--- BEGIN Data provided ---

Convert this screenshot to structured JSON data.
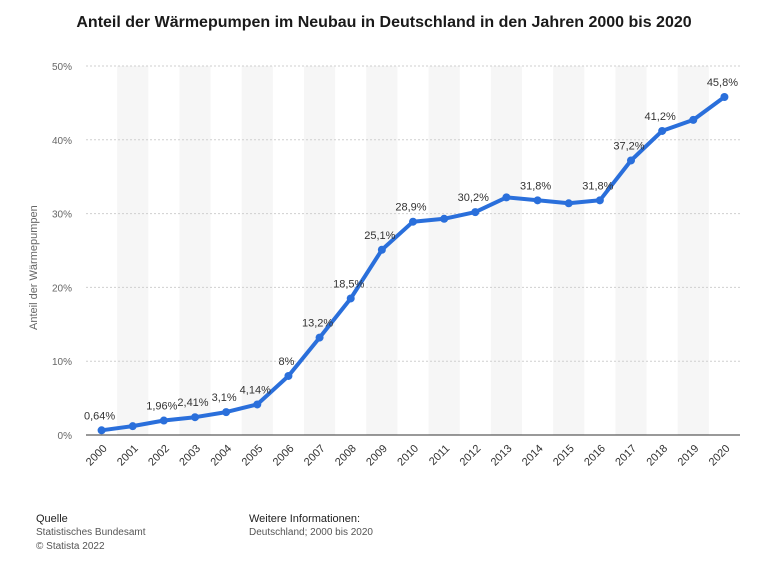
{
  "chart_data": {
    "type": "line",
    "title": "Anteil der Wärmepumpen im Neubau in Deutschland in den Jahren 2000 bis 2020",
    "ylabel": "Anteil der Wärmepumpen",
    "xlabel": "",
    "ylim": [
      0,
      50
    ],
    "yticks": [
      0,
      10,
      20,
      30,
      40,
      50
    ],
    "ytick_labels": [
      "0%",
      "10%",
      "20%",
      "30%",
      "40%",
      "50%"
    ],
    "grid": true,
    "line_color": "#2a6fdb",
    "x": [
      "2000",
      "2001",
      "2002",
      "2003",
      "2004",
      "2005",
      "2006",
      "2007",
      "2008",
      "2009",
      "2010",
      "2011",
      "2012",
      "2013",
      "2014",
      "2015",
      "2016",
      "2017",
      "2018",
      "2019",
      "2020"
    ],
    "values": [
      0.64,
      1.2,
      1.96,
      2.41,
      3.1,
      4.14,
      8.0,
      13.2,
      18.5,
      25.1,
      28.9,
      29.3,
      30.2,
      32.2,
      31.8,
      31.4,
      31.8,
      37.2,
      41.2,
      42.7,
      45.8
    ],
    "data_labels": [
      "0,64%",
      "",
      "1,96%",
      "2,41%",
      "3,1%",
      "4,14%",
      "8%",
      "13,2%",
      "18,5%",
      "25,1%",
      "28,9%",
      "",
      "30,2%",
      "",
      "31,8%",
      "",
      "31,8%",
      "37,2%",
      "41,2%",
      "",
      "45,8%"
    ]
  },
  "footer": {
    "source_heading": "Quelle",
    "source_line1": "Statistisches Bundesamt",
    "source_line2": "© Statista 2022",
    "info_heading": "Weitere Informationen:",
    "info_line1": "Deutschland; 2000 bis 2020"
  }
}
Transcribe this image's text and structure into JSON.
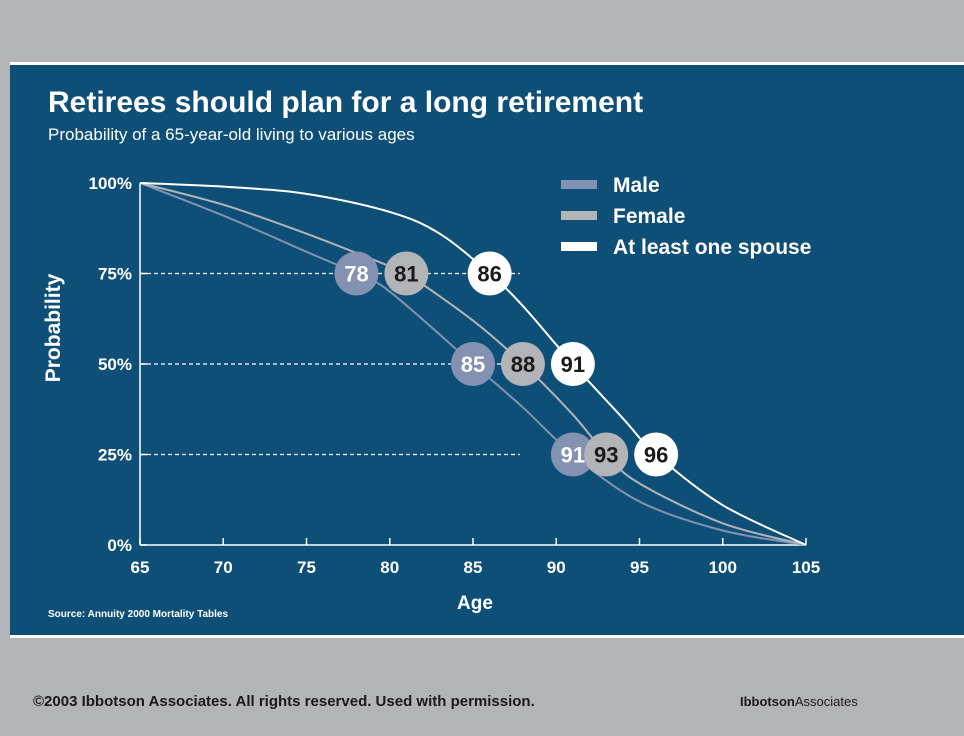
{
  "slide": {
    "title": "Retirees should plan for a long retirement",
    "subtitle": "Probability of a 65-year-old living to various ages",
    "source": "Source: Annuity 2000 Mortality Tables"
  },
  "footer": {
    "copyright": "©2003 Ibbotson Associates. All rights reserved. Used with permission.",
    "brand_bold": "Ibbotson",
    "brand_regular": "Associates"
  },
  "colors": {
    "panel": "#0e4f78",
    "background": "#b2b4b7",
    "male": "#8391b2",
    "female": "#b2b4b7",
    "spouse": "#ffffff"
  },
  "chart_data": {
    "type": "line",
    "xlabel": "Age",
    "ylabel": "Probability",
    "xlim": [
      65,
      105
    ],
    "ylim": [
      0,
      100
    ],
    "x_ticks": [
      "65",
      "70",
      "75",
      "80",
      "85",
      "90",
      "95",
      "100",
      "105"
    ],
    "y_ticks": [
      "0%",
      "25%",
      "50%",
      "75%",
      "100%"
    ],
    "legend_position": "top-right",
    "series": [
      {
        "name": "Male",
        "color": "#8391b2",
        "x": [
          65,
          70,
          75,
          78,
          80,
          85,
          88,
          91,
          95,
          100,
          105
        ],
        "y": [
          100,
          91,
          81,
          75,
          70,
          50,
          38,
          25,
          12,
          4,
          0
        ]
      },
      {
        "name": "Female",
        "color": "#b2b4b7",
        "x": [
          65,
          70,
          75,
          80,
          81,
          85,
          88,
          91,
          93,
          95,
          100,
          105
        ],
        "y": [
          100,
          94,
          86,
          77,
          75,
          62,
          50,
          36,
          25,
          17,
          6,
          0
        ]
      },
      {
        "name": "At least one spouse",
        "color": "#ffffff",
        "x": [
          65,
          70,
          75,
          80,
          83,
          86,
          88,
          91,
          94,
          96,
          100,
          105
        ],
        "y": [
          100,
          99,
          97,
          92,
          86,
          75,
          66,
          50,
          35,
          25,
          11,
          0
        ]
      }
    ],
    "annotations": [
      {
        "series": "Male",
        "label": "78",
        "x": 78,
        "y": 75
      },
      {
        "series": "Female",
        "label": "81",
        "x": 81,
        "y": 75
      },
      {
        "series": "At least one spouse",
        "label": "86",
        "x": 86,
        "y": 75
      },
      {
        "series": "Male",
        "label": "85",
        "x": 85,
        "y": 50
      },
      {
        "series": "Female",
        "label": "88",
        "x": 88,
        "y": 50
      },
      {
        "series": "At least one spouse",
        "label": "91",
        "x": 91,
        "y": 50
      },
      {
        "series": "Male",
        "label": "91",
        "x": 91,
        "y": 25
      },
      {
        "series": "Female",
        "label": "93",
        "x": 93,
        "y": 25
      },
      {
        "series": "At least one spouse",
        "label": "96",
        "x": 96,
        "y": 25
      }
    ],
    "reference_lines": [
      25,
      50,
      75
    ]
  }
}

--- END Data provided ---

■ Exercise
Pictures in the records should not appear in your copy, but everything else must be transcribed exactly.

■ Response to the exercise
Convert this screenshot to structured JSON data.
{
  "chart_data": {
    "type": "line",
    "title": "Anteil der Wärmepumpen im Neubau in Deutschland in den Jahren 2000 bis 2020",
    "ylabel": "Anteil der Wärmepumpen",
    "xlabel": "",
    "ylim": [
      0,
      50
    ],
    "yticks": [
      0,
      10,
      20,
      30,
      40,
      50
    ],
    "ytick_labels": [
      "0%",
      "10%",
      "20%",
      "30%",
      "40%",
      "50%"
    ],
    "grid": true,
    "line_color": "#2a6fdb",
    "x": [
      "2000",
      "2001",
      "2002",
      "2003",
      "2004",
      "2005",
      "2006",
      "2007",
      "2008",
      "2009",
      "2010",
      "2011",
      "2012",
      "2013",
      "2014",
      "2015",
      "2016",
      "2017",
      "2018",
      "2019",
      "2020"
    ],
    "values": [
      0.64,
      1.2,
      1.96,
      2.41,
      3.1,
      4.14,
      8.0,
      13.2,
      18.5,
      25.1,
      28.9,
      29.3,
      30.2,
      32.2,
      31.8,
      31.4,
      31.8,
      37.2,
      41.2,
      42.7,
      45.8
    ],
    "data_labels": [
      "0,64%",
      "",
      "1,96%",
      "2,41%",
      "3,1%",
      "4,14%",
      "8%",
      "13,2%",
      "18,5%",
      "25,1%",
      "28,9%",
      "",
      "30,2%",
      "",
      "31,8%",
      "",
      "31,8%",
      "37,2%",
      "41,2%",
      "",
      "45,8%"
    ]
  },
  "footer": {
    "source_heading": "Quelle",
    "source_line1": "Statistisches Bundesamt",
    "source_line2": "© Statista 2022",
    "info_heading": "Weitere Informationen:",
    "info_line1": "Deutschland; 2000 bis 2020"
  }
}
Transcribe this image's text and structure into JSON.
{
  "slide": {
    "title": "Retirees should plan for a long retirement",
    "subtitle": "Probability of a 65-year-old living to various ages",
    "source": "Source: Annuity 2000 Mortality Tables"
  },
  "footer": {
    "copyright": "©2003 Ibbotson Associates. All rights reserved. Used with permission.",
    "brand_bold": "Ibbotson",
    "brand_regular": "Associates"
  },
  "colors": {
    "panel": "#0e4f78",
    "background": "#b2b4b7",
    "male": "#8391b2",
    "female": "#b2b4b7",
    "spouse": "#ffffff"
  },
  "chart_data": {
    "type": "line",
    "xlabel": "Age",
    "ylabel": "Probability",
    "xlim": [
      65,
      105
    ],
    "ylim": [
      0,
      100
    ],
    "x_ticks": [
      "65",
      "70",
      "75",
      "80",
      "85",
      "90",
      "95",
      "100",
      "105"
    ],
    "y_ticks": [
      "0%",
      "25%",
      "50%",
      "75%",
      "100%"
    ],
    "legend_position": "top-right",
    "series": [
      {
        "name": "Male",
        "color": "#8391b2",
        "x": [
          65,
          70,
          75,
          78,
          80,
          85,
          88,
          91,
          95,
          100,
          105
        ],
        "y": [
          100,
          91,
          81,
          75,
          70,
          50,
          38,
          25,
          12,
          4,
          0
        ]
      },
      {
        "name": "Female",
        "color": "#b2b4b7",
        "x": [
          65,
          70,
          75,
          80,
          81,
          85,
          88,
          91,
          93,
          95,
          100,
          105
        ],
        "y": [
          100,
          94,
          86,
          77,
          75,
          62,
          50,
          36,
          25,
          17,
          6,
          0
        ]
      },
      {
        "name": "At least one spouse",
        "color": "#ffffff",
        "x": [
          65,
          70,
          75,
          80,
          83,
          86,
          88,
          91,
          94,
          96,
          100,
          105
        ],
        "y": [
          100,
          99,
          97,
          92,
          86,
          75,
          66,
          50,
          35,
          25,
          11,
          0
        ]
      }
    ],
    "annotations": [
      {
        "series": "Male",
        "label": "78",
        "x": 78,
        "y": 75
      },
      {
        "series": "Female",
        "label": "81",
        "x": 81,
        "y": 75
      },
      {
        "series": "At least one spouse",
        "label": "86",
        "x": 86,
        "y": 75
      },
      {
        "series": "Male",
        "label": "85",
        "x": 85,
        "y": 50
      },
      {
        "series": "Female",
        "label": "88",
        "x": 88,
        "y": 50
      },
      {
        "series": "At least one spouse",
        "label": "91",
        "x": 91,
        "y": 50
      },
      {
        "series": "Male",
        "label": "91",
        "x": 91,
        "y": 25
      },
      {
        "series": "Female",
        "label": "93",
        "x": 93,
        "y": 25
      },
      {
        "series": "At least one spouse",
        "label": "96",
        "x": 96,
        "y": 25
      }
    ],
    "reference_lines": [
      25,
      50,
      75
    ]
  }
}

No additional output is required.